* _Aim of the task_
Print all entries precisely as they are written.

+ + + + +

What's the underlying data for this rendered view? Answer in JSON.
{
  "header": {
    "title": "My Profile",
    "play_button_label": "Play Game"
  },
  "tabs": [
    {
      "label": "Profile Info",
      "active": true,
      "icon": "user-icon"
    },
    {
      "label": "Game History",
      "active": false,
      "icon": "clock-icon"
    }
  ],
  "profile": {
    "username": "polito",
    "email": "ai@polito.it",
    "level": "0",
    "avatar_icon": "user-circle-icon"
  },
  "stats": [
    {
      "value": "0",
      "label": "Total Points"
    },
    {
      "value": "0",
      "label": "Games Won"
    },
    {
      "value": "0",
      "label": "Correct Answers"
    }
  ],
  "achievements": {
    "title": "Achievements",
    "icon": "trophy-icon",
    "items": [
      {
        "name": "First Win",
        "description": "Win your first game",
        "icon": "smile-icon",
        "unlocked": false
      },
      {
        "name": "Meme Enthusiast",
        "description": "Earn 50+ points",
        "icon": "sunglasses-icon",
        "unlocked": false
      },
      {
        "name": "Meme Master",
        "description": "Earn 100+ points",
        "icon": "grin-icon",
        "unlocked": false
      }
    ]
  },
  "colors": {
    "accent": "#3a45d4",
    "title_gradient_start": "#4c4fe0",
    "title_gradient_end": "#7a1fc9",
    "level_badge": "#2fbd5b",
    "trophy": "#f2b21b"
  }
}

+ + + + +

* _Response to this task_
What's the underlying data for this rendered view? Answer in JSON.
{
  "header": {
    "title": "My Profile",
    "play_button_label": "Play Game"
  },
  "tabs": [
    {
      "label": "Profile Info",
      "active": true,
      "icon": "user-icon"
    },
    {
      "label": "Game History",
      "active": false,
      "icon": "clock-icon"
    }
  ],
  "profile": {
    "username": "polito",
    "email": "ai@polito.it",
    "level": "0",
    "avatar_icon": "user-circle-icon"
  },
  "stats": [
    {
      "value": "0",
      "label": "Total Points"
    },
    {
      "value": "0",
      "label": "Games Won"
    },
    {
      "value": "0",
      "label": "Correct Answers"
    }
  ],
  "achievements": {
    "title": "Achievements",
    "icon": "trophy-icon",
    "items": [
      {
        "name": "First Win",
        "description": "Win your first game",
        "icon": "smile-icon",
        "unlocked": false
      },
      {
        "name": "Meme Enthusiast",
        "description": "Earn 50+ points",
        "icon": "sunglasses-icon",
        "unlocked": false
      },
      {
        "name": "Meme Master",
        "description": "Earn 100+ points",
        "icon": "grin-icon",
        "unlocked": false
      }
    ]
  },
  "colors": {
    "accent": "#3a45d4",
    "title_gradient_start": "#4c4fe0",
    "title_gradient_end": "#7a1fc9",
    "level_badge": "#2fbd5b",
    "trophy": "#f2b21b"
  }
}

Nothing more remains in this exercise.